[Stored data]
☆ ☆ ☆ ☆

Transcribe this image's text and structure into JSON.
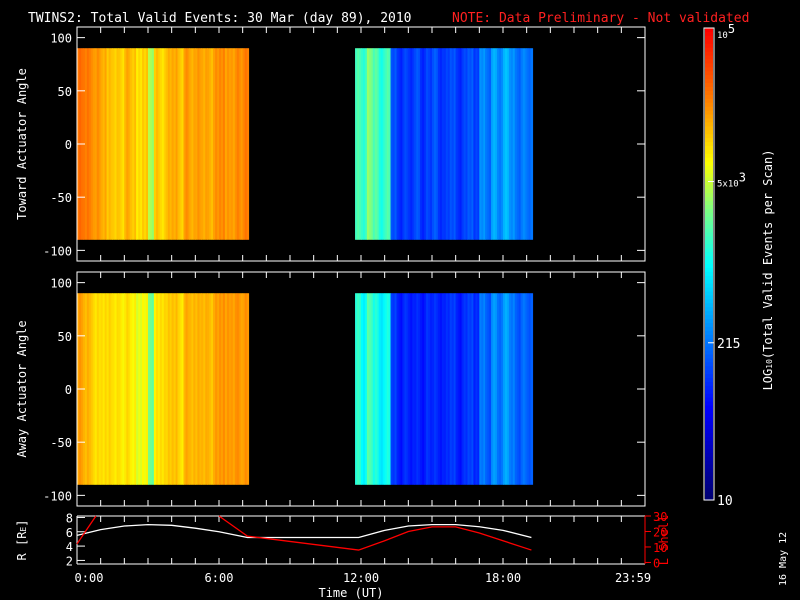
{
  "title": "TWINS2: Total Valid Events: 30 Mar (day  89), 2010",
  "note": "NOTE: Data Preliminary - Not validated",
  "colors": {
    "note": "#ff2020",
    "lshell": "#ff0000",
    "radius": "#ffffff"
  },
  "side_date": "16 May 12",
  "chart_data": [
    {
      "type": "heatmap",
      "title": "Toward Actuator Angle",
      "ylabel": "Toward Actuator Angle",
      "ylim": [
        -110,
        110
      ],
      "yticks": [
        "100",
        "50",
        "0",
        "-50",
        "-100"
      ],
      "angle_range": [
        -90,
        90
      ],
      "time_step_h": 0.25,
      "blocks": [
        {
          "start_h": 0,
          "values_log10": [
            4.5,
            4.45,
            4.35,
            4.3,
            4.2,
            4.15,
            4.1,
            4.05,
            4.2,
            4.1,
            4.0,
            4.1,
            3.6,
            4.1,
            4.0,
            4.2,
            4.25,
            4.1,
            4.3,
            4.2,
            4.3,
            4.25,
            4.2,
            4.3,
            4.35,
            4.3,
            4.3,
            4.35,
            4.4
          ]
        },
        {
          "start_h": 11.75,
          "values_log10": [
            3.3,
            3.2,
            3.5,
            3.3,
            3.1,
            3.3,
            2.2,
            2.0,
            2.1,
            2.0,
            2.2,
            2.0,
            2.1,
            2.2,
            2.0,
            2.1,
            2.2,
            2.0,
            2.1,
            2.2,
            2.1,
            2.5,
            2.3,
            2.6,
            2.4,
            2.7,
            2.5,
            2.3,
            2.4,
            2.3
          ]
        }
      ]
    },
    {
      "type": "heatmap",
      "title": "Away Actuator Angle",
      "ylabel": "Away Actuator Angle",
      "ylim": [
        -110,
        110
      ],
      "yticks": [
        "100",
        "50",
        "0",
        "-50",
        "-100"
      ],
      "angle_range": [
        -90,
        90
      ],
      "time_step_h": 0.25,
      "blocks": [
        {
          "start_h": 0,
          "values_log10": [
            4.3,
            4.2,
            4.1,
            4.0,
            4.0,
            4.05,
            4.0,
            3.95,
            4.0,
            3.9,
            3.8,
            3.9,
            3.4,
            3.95,
            4.0,
            4.1,
            4.15,
            4.0,
            4.2,
            4.15,
            4.2,
            4.2,
            4.15,
            4.25,
            4.3,
            4.3,
            4.3,
            4.3,
            4.3
          ]
        },
        {
          "start_h": 11.75,
          "values_log10": [
            3.2,
            3.0,
            3.3,
            3.1,
            2.9,
            3.1,
            2.1,
            1.9,
            2.0,
            1.9,
            2.0,
            1.9,
            2.0,
            2.0,
            1.9,
            2.0,
            2.1,
            1.9,
            2.0,
            2.1,
            2.0,
            2.4,
            2.2,
            2.5,
            2.3,
            2.6,
            2.4,
            2.2,
            2.3,
            2.2
          ]
        }
      ]
    },
    {
      "type": "line",
      "xlabel": "Time (UT)",
      "xticks": [
        "0:00",
        "6:00",
        "12:00",
        "18:00",
        "23:59"
      ],
      "xlim": [
        0,
        24
      ],
      "ylabel": "R [R_E]",
      "ylabel_parts": {
        "main": "R [R",
        "sub": "E",
        "end": "]"
      },
      "ylim": [
        1.5,
        8.2
      ],
      "yticks": [
        "8",
        "6",
        "4",
        "2"
      ],
      "y2label": "L Shell",
      "y2lim": [
        -1,
        30
      ],
      "y2ticks": [
        "30",
        "20",
        "10",
        "0"
      ],
      "series": [
        {
          "name": "R",
          "color": "#ffffff",
          "x": [
            0,
            1,
            2,
            3,
            4,
            5,
            6,
            7.2,
            11.9,
            13,
            14,
            15,
            16,
            17,
            18,
            19.2
          ],
          "y": [
            5.5,
            6.3,
            6.8,
            7.0,
            6.9,
            6.5,
            6.0,
            5.2,
            5.2,
            6.2,
            6.8,
            7.0,
            7.0,
            6.7,
            6.2,
            5.2
          ]
        },
        {
          "name": "L Shell",
          "color": "#ff0000",
          "segments": [
            {
              "x": [
                0,
                0.8
              ],
              "y": [
                12,
                30
              ]
            },
            {
              "x": [
                6,
                7.2,
                11.9,
                13,
                14,
                15,
                16,
                17,
                18,
                19.2
              ],
              "y": [
                30,
                17,
                8,
                14,
                20,
                23,
                23,
                19,
                14,
                8
              ]
            }
          ]
        }
      ]
    },
    {
      "type": "colorbar",
      "label": "LOG10(Total Valid Events per Scan)",
      "label_parts": {
        "pre": "LOG",
        "sub": "10",
        "post": "(Total Valid Events per Scan)"
      },
      "range_log10": [
        1,
        5
      ],
      "ticks": [
        {
          "value": 100000,
          "label_base": "10",
          "label_exp": "5"
        },
        {
          "value": 5000,
          "label_base": "5x10",
          "label_exp": "3"
        },
        {
          "value": 215,
          "label": "215"
        },
        {
          "value": 10,
          "label": "10"
        }
      ]
    }
  ]
}
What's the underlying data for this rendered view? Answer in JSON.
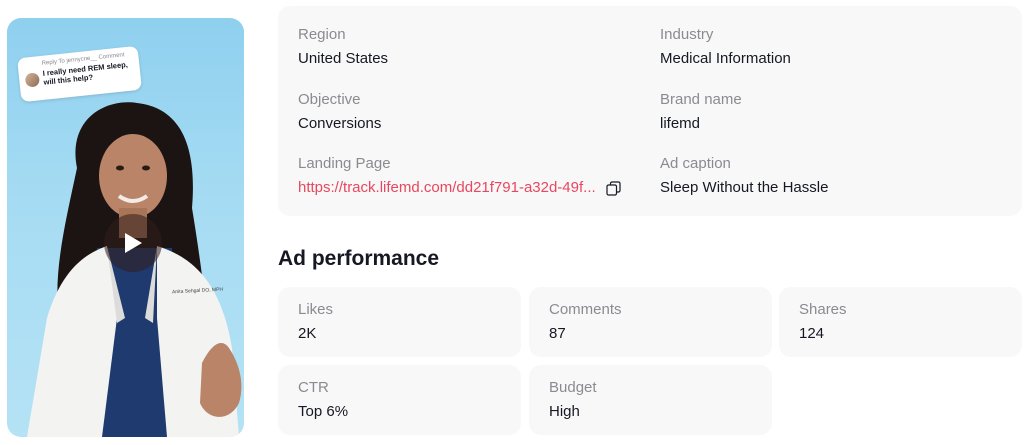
{
  "video": {
    "reply_meta": "Reply To jennycne__ Comment",
    "reply_text": "I really need REM sleep, will this help?",
    "coat_tag": "Anita Sehgal DO, MPH"
  },
  "info": {
    "region": {
      "label": "Region",
      "value": "United States"
    },
    "industry": {
      "label": "Industry",
      "value": "Medical Information"
    },
    "objective": {
      "label": "Objective",
      "value": "Conversions"
    },
    "brand": {
      "label": "Brand name",
      "value": "lifemd"
    },
    "landing": {
      "label": "Landing Page",
      "value": "https://track.lifemd.com/dd21f791-a32d-49f..."
    },
    "caption": {
      "label": "Ad caption",
      "value": "Sleep Without the Hassle"
    }
  },
  "performance": {
    "title": "Ad performance",
    "likes": {
      "label": "Likes",
      "value": "2K"
    },
    "comments": {
      "label": "Comments",
      "value": "87"
    },
    "shares": {
      "label": "Shares",
      "value": "124"
    },
    "ctr": {
      "label": "CTR",
      "value": "Top 6%"
    },
    "budget": {
      "label": "Budget",
      "value": "High"
    }
  },
  "colors": {
    "link": "#e8475f",
    "card_bg": "#f8f8f8",
    "label": "#8a8b91",
    "text": "#161823"
  },
  "icons": [
    "play-icon",
    "copy-icon"
  ]
}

☆ ☆ ☆ ☆

Quote every line of the records above exactly; no picture is to be copied.

Transcribe this image's text and structure into JSON.
{
  "title": "TWINS2: Total Valid Events: 30 Mar (day  89), 2010",
  "note": "NOTE: Data Preliminary - Not validated",
  "colors": {
    "note": "#ff2020",
    "lshell": "#ff0000",
    "radius": "#ffffff"
  },
  "side_date": "16 May 12",
  "chart_data": [
    {
      "type": "heatmap",
      "title": "Toward Actuator Angle",
      "ylabel": "Toward Actuator Angle",
      "ylim": [
        -110,
        110
      ],
      "yticks": [
        "100",
        "50",
        "0",
        "-50",
        "-100"
      ],
      "angle_range": [
        -90,
        90
      ],
      "time_step_h": 0.25,
      "blocks": [
        {
          "start_h": 0,
          "values_log10": [
            4.5,
            4.45,
            4.35,
            4.3,
            4.2,
            4.15,
            4.1,
            4.05,
            4.2,
            4.1,
            4.0,
            4.1,
            3.6,
            4.1,
            4.0,
            4.2,
            4.25,
            4.1,
            4.3,
            4.2,
            4.3,
            4.25,
            4.2,
            4.3,
            4.35,
            4.3,
            4.3,
            4.35,
            4.4
          ]
        },
        {
          "start_h": 11.75,
          "values_log10": [
            3.3,
            3.2,
            3.5,
            3.3,
            3.1,
            3.3,
            2.2,
            2.0,
            2.1,
            2.0,
            2.2,
            2.0,
            2.1,
            2.2,
            2.0,
            2.1,
            2.2,
            2.0,
            2.1,
            2.2,
            2.1,
            2.5,
            2.3,
            2.6,
            2.4,
            2.7,
            2.5,
            2.3,
            2.4,
            2.3
          ]
        }
      ]
    },
    {
      "type": "heatmap",
      "title": "Away Actuator Angle",
      "ylabel": "Away Actuator Angle",
      "ylim": [
        -110,
        110
      ],
      "yticks": [
        "100",
        "50",
        "0",
        "-50",
        "-100"
      ],
      "angle_range": [
        -90,
        90
      ],
      "time_step_h": 0.25,
      "blocks": [
        {
          "start_h": 0,
          "values_log10": [
            4.3,
            4.2,
            4.1,
            4.0,
            4.0,
            4.05,
            4.0,
            3.95,
            4.0,
            3.9,
            3.8,
            3.9,
            3.4,
            3.95,
            4.0,
            4.1,
            4.15,
            4.0,
            4.2,
            4.15,
            4.2,
            4.2,
            4.15,
            4.25,
            4.3,
            4.3,
            4.3,
            4.3,
            4.3
          ]
        },
        {
          "start_h": 11.75,
          "values_log10": [
            3.2,
            3.0,
            3.3,
            3.1,
            2.9,
            3.1,
            2.1,
            1.9,
            2.0,
            1.9,
            2.0,
            1.9,
            2.0,
            2.0,
            1.9,
            2.0,
            2.1,
            1.9,
            2.0,
            2.1,
            2.0,
            2.4,
            2.2,
            2.5,
            2.3,
            2.6,
            2.4,
            2.2,
            2.3,
            2.2
          ]
        }
      ]
    },
    {
      "type": "line",
      "xlabel": "Time (UT)",
      "xticks": [
        "0:00",
        "6:00",
        "12:00",
        "18:00",
        "23:59"
      ],
      "xlim": [
        0,
        24
      ],
      "ylabel": "R [R_E]",
      "ylabel_parts": {
        "main": "R [R",
        "sub": "E",
        "end": "]"
      },
      "ylim": [
        1.5,
        8.2
      ],
      "yticks": [
        "8",
        "6",
        "4",
        "2"
      ],
      "y2label": "L Shell",
      "y2lim": [
        -1,
        30
      ],
      "y2ticks": [
        "30",
        "20",
        "10",
        "0"
      ],
      "series": [
        {
          "name": "R",
          "color": "#ffffff",
          "x": [
            0,
            1,
            2,
            3,
            4,
            5,
            6,
            7.2,
            11.9,
            13,
            14,
            15,
            16,
            17,
            18,
            19.2
          ],
          "y": [
            5.5,
            6.3,
            6.8,
            7.0,
            6.9,
            6.5,
            6.0,
            5.2,
            5.2,
            6.2,
            6.8,
            7.0,
            7.0,
            6.7,
            6.2,
            5.2
          ]
        },
        {
          "name": "L Shell",
          "color": "#ff0000",
          "segments": [
            {
              "x": [
                0,
                0.8
              ],
              "y": [
                12,
                30
              ]
            },
            {
              "x": [
                6,
                7.2,
                11.9,
                13,
                14,
                15,
                16,
                17,
                18,
                19.2
              ],
              "y": [
                30,
                17,
                8,
                14,
                20,
                23,
                23,
                19,
                14,
                8
              ]
            }
          ]
        }
      ]
    },
    {
      "type": "colorbar",
      "label": "LOG10(Total Valid Events per Scan)",
      "label_parts": {
        "pre": "LOG",
        "sub": "10",
        "post": "(Total Valid Events per Scan)"
      },
      "range_log10": [
        1,
        5
      ],
      "ticks": [
        {
          "value": 100000,
          "label_base": "10",
          "label_exp": "5"
        },
        {
          "value": 5000,
          "label_base": "5x10",
          "label_exp": "3"
        },
        {
          "value": 215,
          "label": "215"
        },
        {
          "value": 10,
          "label": "10"
        }
      ]
    }
  ]
}
What's the underlying data for this rendered view? Answer in JSON.
{
  "video": {
    "reply_meta": "Reply To jennycne__ Comment",
    "reply_text": "I really need REM sleep, will this help?",
    "coat_tag": "Anita Sehgal DO, MPH"
  },
  "info": {
    "region": {
      "label": "Region",
      "value": "United States"
    },
    "industry": {
      "label": "Industry",
      "value": "Medical Information"
    },
    "objective": {
      "label": "Objective",
      "value": "Conversions"
    },
    "brand": {
      "label": "Brand name",
      "value": "lifemd"
    },
    "landing": {
      "label": "Landing Page",
      "value": "https://track.lifemd.com/dd21f791-a32d-49f..."
    },
    "caption": {
      "label": "Ad caption",
      "value": "Sleep Without the Hassle"
    }
  },
  "performance": {
    "title": "Ad performance",
    "likes": {
      "label": "Likes",
      "value": "2K"
    },
    "comments": {
      "label": "Comments",
      "value": "87"
    },
    "shares": {
      "label": "Shares",
      "value": "124"
    },
    "ctr": {
      "label": "CTR",
      "value": "Top 6%"
    },
    "budget": {
      "label": "Budget",
      "value": "High"
    }
  },
  "colors": {
    "link": "#e8475f",
    "card_bg": "#f8f8f8",
    "label": "#8a8b91",
    "text": "#161823"
  },
  "icons": [
    "play-icon",
    "copy-icon"
  ]
}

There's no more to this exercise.